How many lines of these entries hold the string "supputatione"? Answer with the number alone.

Stored records
= = =
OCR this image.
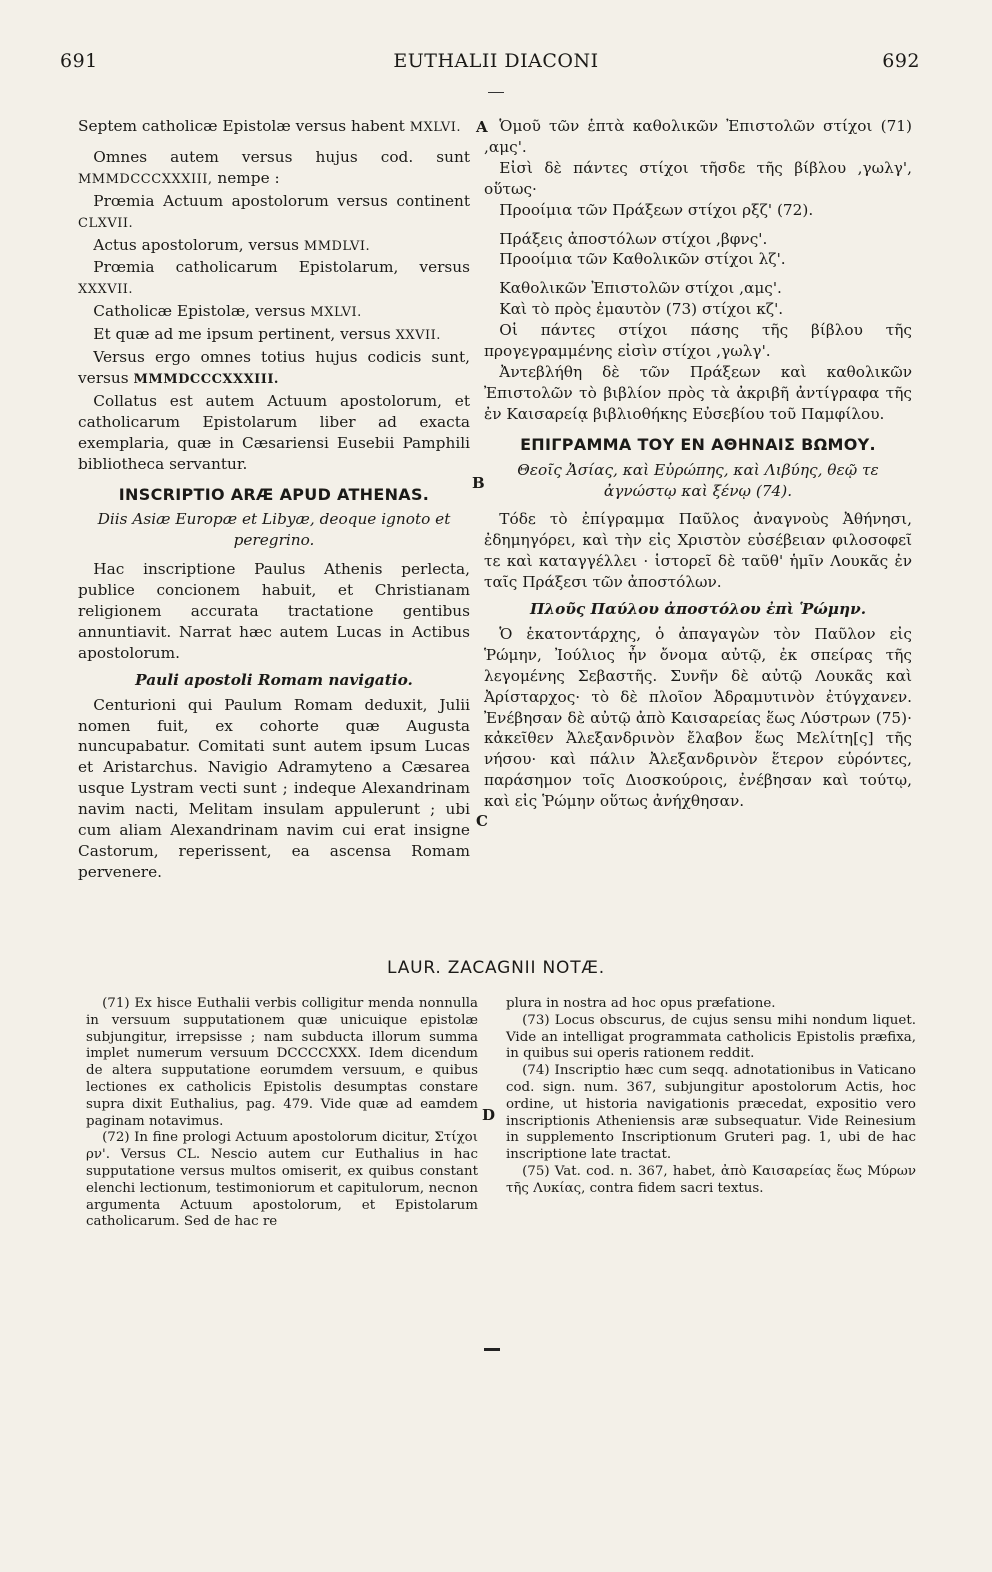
691	EUTHALII DIACONI	692
A
B
C
D

Septem catholicæ Epistolæ versus habent MXLVI.

Omnes autem versus hujus cod. sunt MMMDCCCXXXIII, nempe :

Prœmia Actuum apostolorum versus continent CLXVII.

Actus apostolorum, versus MMDLVI.

Prœmia catholicarum Epistolarum, versus XXXVII.

Catholicæ Epistolæ, versus MXLVI.

Et quæ ad me ipsum pertinent, versus XXVII.

Versus ergo omnes totius hujus codicis sunt, versus MMMDCCCXXXIII.

Collatus est autem Actuum apostolorum, et catholicarum Epistolarum liber ad exacta exemplaria, quæ in Cæsariensi Eusebii Pamphili bibliotheca servantur.

INSCRIPTIO ARÆ APUD ATHENAS.

Diis Asiæ Europæ et Libyæ, deoque ignoto et peregrino.

Hac inscriptione Paulus Athenis perlecta, publice concionem habuit, et Christianam religionem accurata tractatione gentibus annuntiavit. Narrat hæc autem Lucas in Actibus apostolorum.

Pauli apostoli Romam navigatio.

Centurioni qui Paulum Romam deduxit, Julii nomen fuit, ex cohorte quæ Augusta nuncupabatur. Comitati sunt autem ipsum Lucas et Aristarchus. Navigio Adramyteno a Cæsarea usque Lystram vecti sunt ; indeque Alexandrinam navim nacti, Melitam insulam appulerunt ; ubi cum aliam Alexandrinam navim cui erat insigne Castorum, reperissent, ea ascensa Romam pervenere.

Ὁμοῦ τῶν ἑπτὰ καθολικῶν Ἐπιστολῶν στίχοι (71) ,αμς'.

Εἰσὶ δὲ πάντες στίχοι τῆσδε τῆς βίβλου ,γωλγ', οὕτως·

Προοίμια τῶν Πράξεων στίχοι ρξζ' (72).

Πράξεις ἀποστόλων στίχοι ,βφνς'.

Προοίμια τῶν Καθολικῶν στίχοι λζ'.

Καθολικῶν Ἐπιστολῶν στίχοι ,αμς'.

Καὶ τὸ πρὸς ἐμαυτὸν (73) στίχοι κζ'.

Οἱ πάντες στίχοι πάσης τῆς βίβλου τῆς προγεγραμμένης εἰσὶν στίχοι ,γωλγ'.

Ἀντεβλήθη δὲ τῶν Πράξεων καὶ καθολικῶν Ἐπιστολῶν τὸ βιβλίον πρὸς τὰ ἀκριβῆ ἀντίγραφα τῆς ἐν Καισαρείᾳ βιβλιοθήκης Εὐσεβίου τοῦ Παμφίλου.

ΕΠΙΓΡΑΜΜΑ ΤΟΥ ΕΝ ΑΘΗΝΑΙΣ ΒΩΜΟΥ.

Θεοῖς Ἀσίας, καὶ Εὐρώπης, καὶ Λιβύης, θεῷ τε ἀγνώστῳ καὶ ξένῳ (74).

Τόδε τὸ ἐπίγραμμα Παῦλος ἀναγνοὺς Ἀθήνησι, ἐδημηγόρει, καὶ τὴν εἰς Χριστὸν εὐσέβειαν φιλοσοφεῖ τε καὶ καταγγέλλει · ἱστορεῖ δὲ ταῦθ' ἡμῖν Λουκᾶς ἐν ταῖς Πράξεσι τῶν ἀποστόλων.

Πλοῦς Παύλου ἀποστόλου ἐπὶ Ῥώμην.

Ὁ ἑκατοντάρχης, ὁ ἀπαγαγὼν τὸν Παῦλον εἰς Ῥώμην, Ἰούλιος ἦν ὄνομα αὐτῷ, ἐκ σπείρας τῆς λεγομένης Σεβαστῆς. Συνῆν δὲ αὐτῷ Λουκᾶς καὶ Ἀρίσταρχος· τὸ δὲ πλοῖον Ἀδραμυτινὸν ἐτύγχανεν. Ἐνέβησαν δὲ αὐτῷ ἀπὸ Καισαρείας ἕως Λύστρων (75)· κἀκεῖθεν Ἀλεξανδρινὸν ἔλαβον ἕως Μελίτη[ς] τῆς νήσου· καὶ πάλιν Ἀλεξανδρινὸν ἕτερον εὑρόντες, παράσημον τοῖς Διοσκούροις, ἐνέβησαν καὶ τούτῳ, καὶ εἰς Ῥώμην οὕτως ἀνήχθησαν.

LAUR. ZACAGNII NOTÆ.

(71) Ex hisce Euthalii verbis colligitur menda nonnulla in versuum supputationem quæ unicuique epistolæ subjungitur, irrepsisse ; nam subducta illorum summa implet numerum versuum DCCCCXXX. Idem dicendum de altera supputatione eorumdem versuum, e quibus lectiones ex catholicis Epistolis desumptas constare supra dixit Euthalius, pag. 479. Vide quæ ad eamdem paginam notavimus.

(72) In fine prologi Actuum apostolorum dicitur, Στίχοι ρν'. Versus CL. Nescio autem cur Euthalius in hac supputatione versus multos omiserit, ex quibus constant elenchi lectionum, testimoniorum et capitulorum, necnon argumenta Actuum apostolorum, et Epistolarum catholicarum. Sed de hac re

plura in nostra ad hoc opus præfatione.

(73) Locus obscurus, de cujus sensu mihi nondum liquet. Vide an intelligat programmata catholicis Epistolis præfixa, in quibus sui operis rationem reddit.

(74) Inscriptio hæc cum seqq. adnotationibus in Vaticano cod. sign. num. 367, subjungitur apostolorum Actis, hoc ordine, ut historia navigationis præcedat, expositio vero inscriptionis Atheniensis aræ subsequatur. Vide Reinesium in supplemento Inscriptionum Gruteri pag. 1, ubi de hac inscriptione late tractat.

(75) Vat. cod. n. 367, habet, ἀπὸ Καισαρείας ἕως Μύρων τῆς Λυκίας, contra fidem sacri textus.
= = =
> **ANSWER FOR THE TASK**:
2